Routing Protocol

danger

This is a work-in-progress and is under active development. I am deeply sorry to anyone who has to read this in its current state. Please check back soon™️ for a more complete and coherent version.

Each user has a unique ID (derived from their public key ???).

Sending a message to someone's UID first tries internet, then P2P BLE, then Amazon Sidewalk (BLE), then Sidewalk (LoRa), then P2P LoRa. This order can change, especially if Sidewalk can be detected as an option easily/with minimal power impact, in which case it may be beneficial to be before its P2P counterpart.

If internet connection is established (MQTT) we send the message to the user's UID topic (QoS 1).

If no internet, we send a broadcast of the message and the recipient's UID over the next medium in the list.

Wait x amount of time (where x >= the round trip time for the subsequent medium(s) (including the round trip time for the MQTT QoS 1 packet over the internet medium)) for a response before iterating mediums again.

If another device (we'll call it our "relay") is connected to the internet and receives the broadcast message, it (the relay) uploads it via MQTT (QoS 1) to the recipient's UID topic. Once this message is uploaded and confirmed, the relay broadcasts a message (over the same medium it received the message to be uploaded on) that the sender ID's message ID was uploaded. This is a QoS 0 message, as it is the ACK for the QoS 1 message from the sender. The relay should also store (for __ amount of time) the message ID and sender ID so that it can re-ACK with QoS 0 if the sender doesn't receive the ACK and implements a retry as per QoS 1. If the relay during this process overhears a broadcast of this same message ID and sender ID, it should drop the message and not do anything. To prevent a malicious relay from sending a fake ACK and preventing transmission of the message, when messages are relayed/delivered to the MQTT broker, the broker should sign/complete a nonce challenge that only the broker could complete so that the relay can't fake the ACK. This idea of ignoring messages that have an ACK should only be done if the relay can confirm the ACK it hears was actually sent by the broker.

If the target device is within the medium's range, it should receive the message (and perform all normal decryption and CRC/FEC checks and assert they pass) and send a recipient signed ACK (QoS 0) back to the sender. This is effectively a full delivery receipt.

### INSTRUCTION
According to the routing protocol text, which medium is tried last when sending a message to someone's UID?

### DATA ROWS
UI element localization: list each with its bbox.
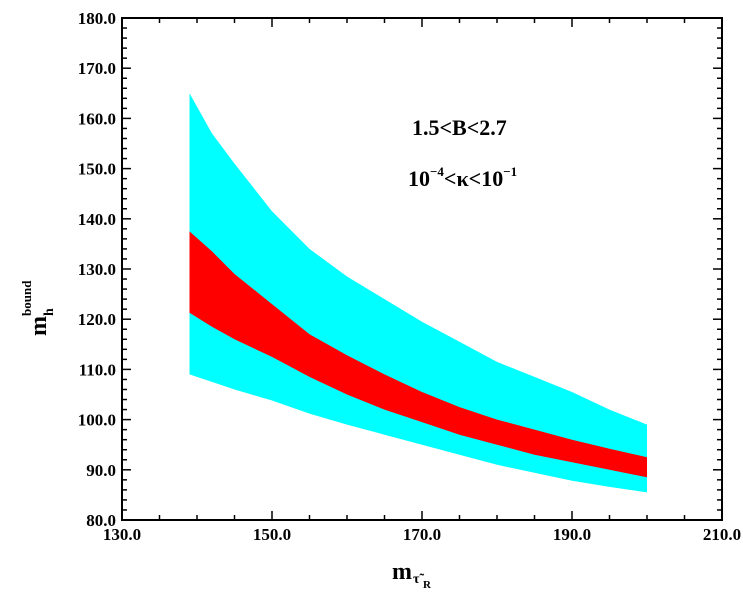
--
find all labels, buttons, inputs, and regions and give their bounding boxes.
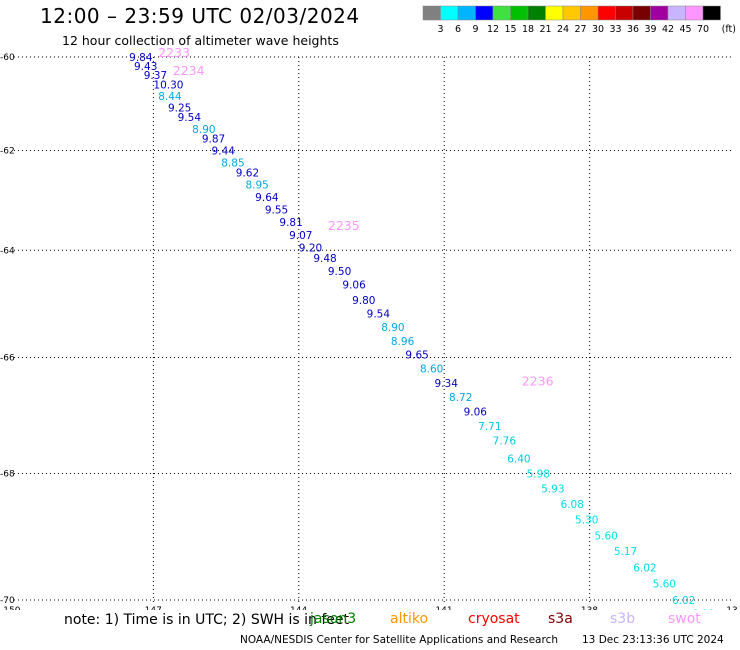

### EXERCISE RESPONSE
P2P LoRa.